_Supplied entries_.
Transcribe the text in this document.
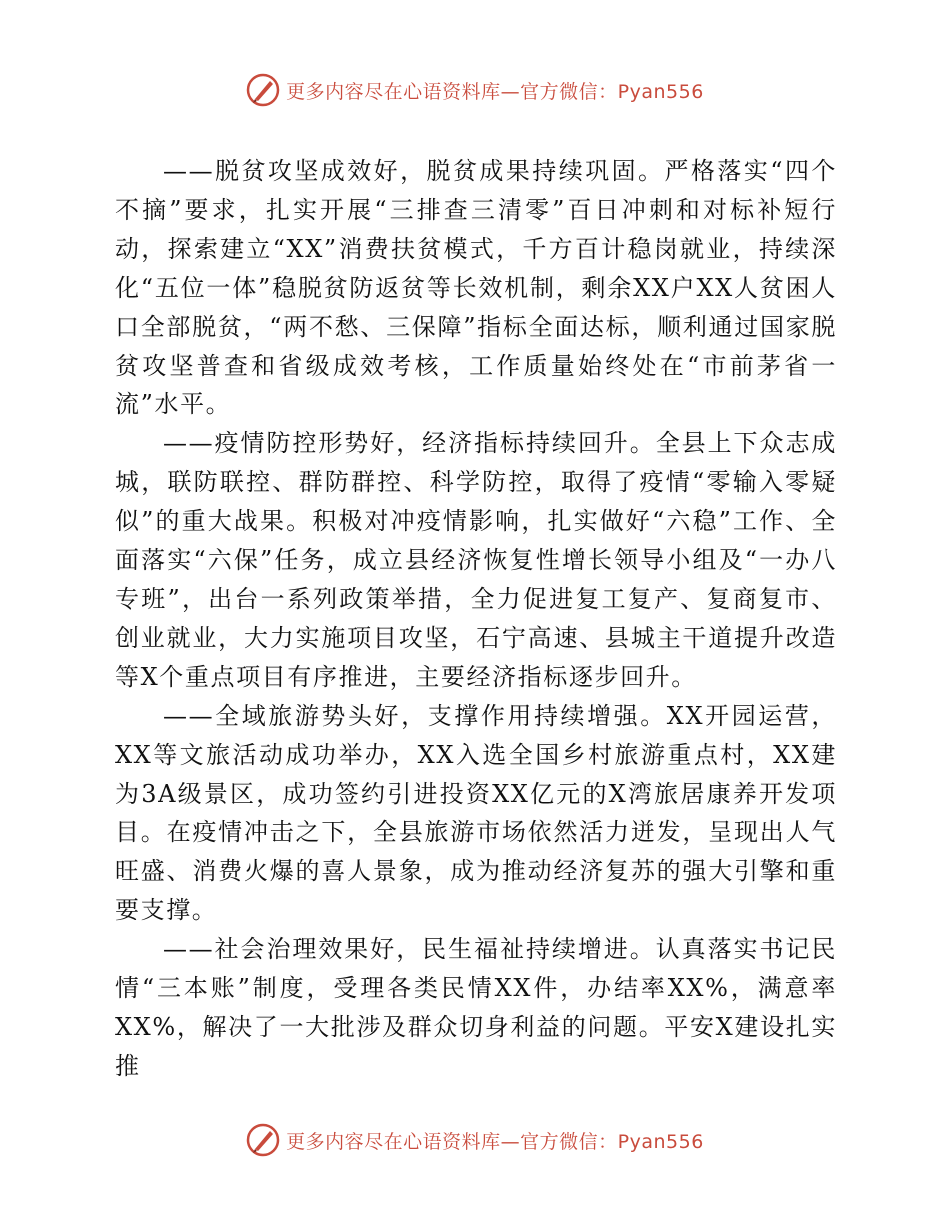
更多内容尽在心语资料库—官方微信：Pyan556

——脱贫攻坚成效好，脱贫成果持续巩固。严格落实“四个不摘”要求，扎实开展“三排查三清零”百日冲刺和对标补短行动，探索建立“XX”消费扶贫模式，千方百计稳岗就业，持续深化“五位一体”稳脱贫防返贫等长效机制，剩余XX户XX人贫困人口全部脱贫，“两不愁、三保障”指标全面达标，顺利通过国家脱贫攻坚普查和省级成效考核，工作质量始终处在“市前茅省一流”水平。

——疫情防控形势好，经济指标持续回升。全县上下众志成城，联防联控、群防群控、科学防控，取得了疫情“零输入零疑似”的重大战果。积极对冲疫情影响，扎实做好“六稳”工作、全面落实“六保”任务，成立县经济恢复性增长领导小组及“一办八专班”，出台一系列政策举措，全力促进复工复产、复商复市、创业就业，大力实施项目攻坚，石宁高速、县城主干道提升改造等X个重点项目有序推进，主要经济指标逐步回升。

——全域旅游势头好，支撑作用持续增强。XX开园运营，XX等文旅活动成功举办，XX入选全国乡村旅游重点村，XX建为3A级景区，成功签约引进投资XX亿元的X湾旅居康养开发项目。在疫情冲击之下，全县旅游市场依然活力迸发，呈现出人气旺盛、消费火爆的喜人景象，成为推动经济复苏的强大引擎和重要支撑。

——社会治理效果好，民生福祉持续增进。认真落实书记民情“三本账”制度，受理各类民情XX件，办结率XX%，满意率XX%，解决了一大批涉及群众切身利益的问题。平安X建设扎实推

更多内容尽在心语资料库—官方微信：Pyan556
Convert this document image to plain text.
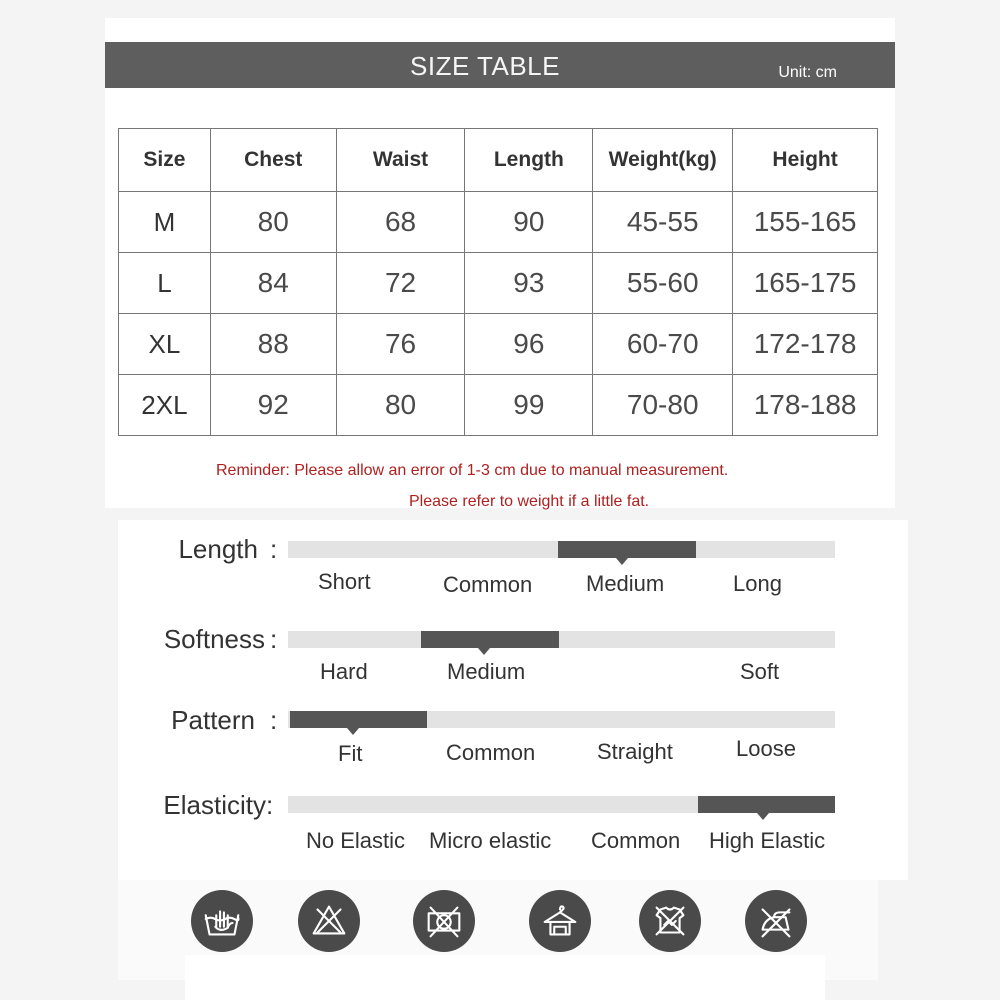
SIZE TABLE	Unit: cm
Size	Chest	Waist	Length	Weight(kg)	Height
M	80	68	90	45-55	155-165
L	84	72	93	55-60	165-175
XL	88	76	96	60-70	172-178
2XL	92	80	99	70-80	178-188
Reminder: Please allow an error of 1-3 cm due to manual measurement.
Please refer to weight if a little fat.
Length :
Short	Common Medium	Long
Softness :
Hard	Medium	Soft
Pattern :
Fit	Common	Straight	Loose
Elasticity :
No Elastic Micro elastic Common High Elastic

_Exercise goal_. Extract all the entries word for word; omit any pictures.

_Result of this exercise_.
Transcribe the text in this document.
更多内容尽在心语资料库—官方微信：Pyan556

——脱贫攻坚成效好，脱贫成果持续巩固。严格落实“四个不摘”要求，扎实开展“三排查三清零”百日冲刺和对标补短行动，探索建立“XX”消费扶贫模式，千方百计稳岗就业，持续深化“五位一体”稳脱贫防返贫等长效机制，剩余XX户XX人贫困人口全部脱贫，“两不愁、三保障”指标全面达标，顺利通过国家脱贫攻坚普查和省级成效考核，工作质量始终处在“市前茅省一流”水平。

——疫情防控形势好，经济指标持续回升。全县上下众志成城，联防联控、群防群控、科学防控，取得了疫情“零输入零疑似”的重大战果。积极对冲疫情影响，扎实做好“六稳”工作、全面落实“六保”任务，成立县经济恢复性增长领导小组及“一办八专班”，出台一系列政策举措，全力促进复工复产、复商复市、创业就业，大力实施项目攻坚，石宁高速、县城主干道提升改造等X个重点项目有序推进，主要经济指标逐步回升。

——全域旅游势头好，支撑作用持续增强。XX开园运营，XX等文旅活动成功举办，XX入选全国乡村旅游重点村，XX建为3A级景区，成功签约引进投资XX亿元的X湾旅居康养开发项目。在疫情冲击之下，全县旅游市场依然活力迸发，呈现出人气旺盛、消费火爆的喜人景象，成为推动经济复苏的强大引擎和重要支撑。

——社会治理效果好，民生福祉持续增进。认真落实书记民情“三本账”制度，受理各类民情XX件，办结率XX%，满意率XX%，解决了一大批涉及群众切身利益的问题。平安X建设扎实推

更多内容尽在心语资料库—官方微信：Pyan556
Convert this document image to plain text.
SIZE TABLE	Unit: cm
Size	Chest	Waist	Length	Weight(kg)	Height
M	80	68	90	45-55	155-165
L	84	72	93	55-60	165-175
XL	88	76	96	60-70	172-178
2XL	92	80	99	70-80	178-188
Reminder: Please allow an error of 1-3 cm due to manual measurement.
Please refer to weight if a little fat.
Length :
Short	Common Medium	Long
Softness :
Hard	Medium	Soft
Pattern :
Fit	Common	Straight	Loose
Elasticity :
No Elastic Micro elastic Common High Elastic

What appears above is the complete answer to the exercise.